• **Task statement**
Within the records below, reproduce without change the lines from the line that has "Decode this image" through the line that has "What's the underlying", and only those.

• **Part of a data file**
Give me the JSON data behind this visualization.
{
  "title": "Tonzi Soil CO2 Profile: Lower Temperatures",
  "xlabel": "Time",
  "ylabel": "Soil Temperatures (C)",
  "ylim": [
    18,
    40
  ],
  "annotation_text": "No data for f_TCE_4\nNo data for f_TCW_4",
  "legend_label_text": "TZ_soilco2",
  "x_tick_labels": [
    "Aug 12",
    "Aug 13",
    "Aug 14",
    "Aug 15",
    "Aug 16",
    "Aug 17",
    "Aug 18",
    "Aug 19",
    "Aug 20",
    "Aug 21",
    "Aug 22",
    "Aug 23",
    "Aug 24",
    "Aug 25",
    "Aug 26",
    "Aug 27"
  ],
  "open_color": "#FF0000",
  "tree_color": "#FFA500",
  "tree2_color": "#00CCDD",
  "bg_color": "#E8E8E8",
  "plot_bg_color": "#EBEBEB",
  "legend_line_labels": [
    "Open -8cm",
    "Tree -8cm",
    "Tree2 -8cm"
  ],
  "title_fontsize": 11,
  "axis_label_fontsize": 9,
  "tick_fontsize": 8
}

--

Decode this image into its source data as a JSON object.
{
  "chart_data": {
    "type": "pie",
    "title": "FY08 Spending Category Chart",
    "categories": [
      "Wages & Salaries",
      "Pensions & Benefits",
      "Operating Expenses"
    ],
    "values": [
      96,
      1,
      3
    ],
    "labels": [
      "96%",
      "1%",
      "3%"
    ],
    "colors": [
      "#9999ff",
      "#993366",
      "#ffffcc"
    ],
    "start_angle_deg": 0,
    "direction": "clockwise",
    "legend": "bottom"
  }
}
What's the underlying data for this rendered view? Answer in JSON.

• **Problem solution**
Decode this image into its source data as a JSON object.
{
  "chart_data": {
    "type": "pie",
    "title": "FY08 Spending Category Chart",
    "categories": [
      "Wages & Salaries",
      "Pensions & Benefits",
      "Operating Expenses"
    ],
    "values": [
      96,
      1,
      3
    ],
    "labels": [
      "96%",
      "1%",
      "3%"
    ],
    "colors": [
      "#9999ff",
      "#993366",
      "#ffffcc"
    ],
    "start_angle_deg": 0,
    "direction": "clockwise",
    "legend": "bottom"
  }
}
What's the underlying data for this rendered view? Answer in JSON.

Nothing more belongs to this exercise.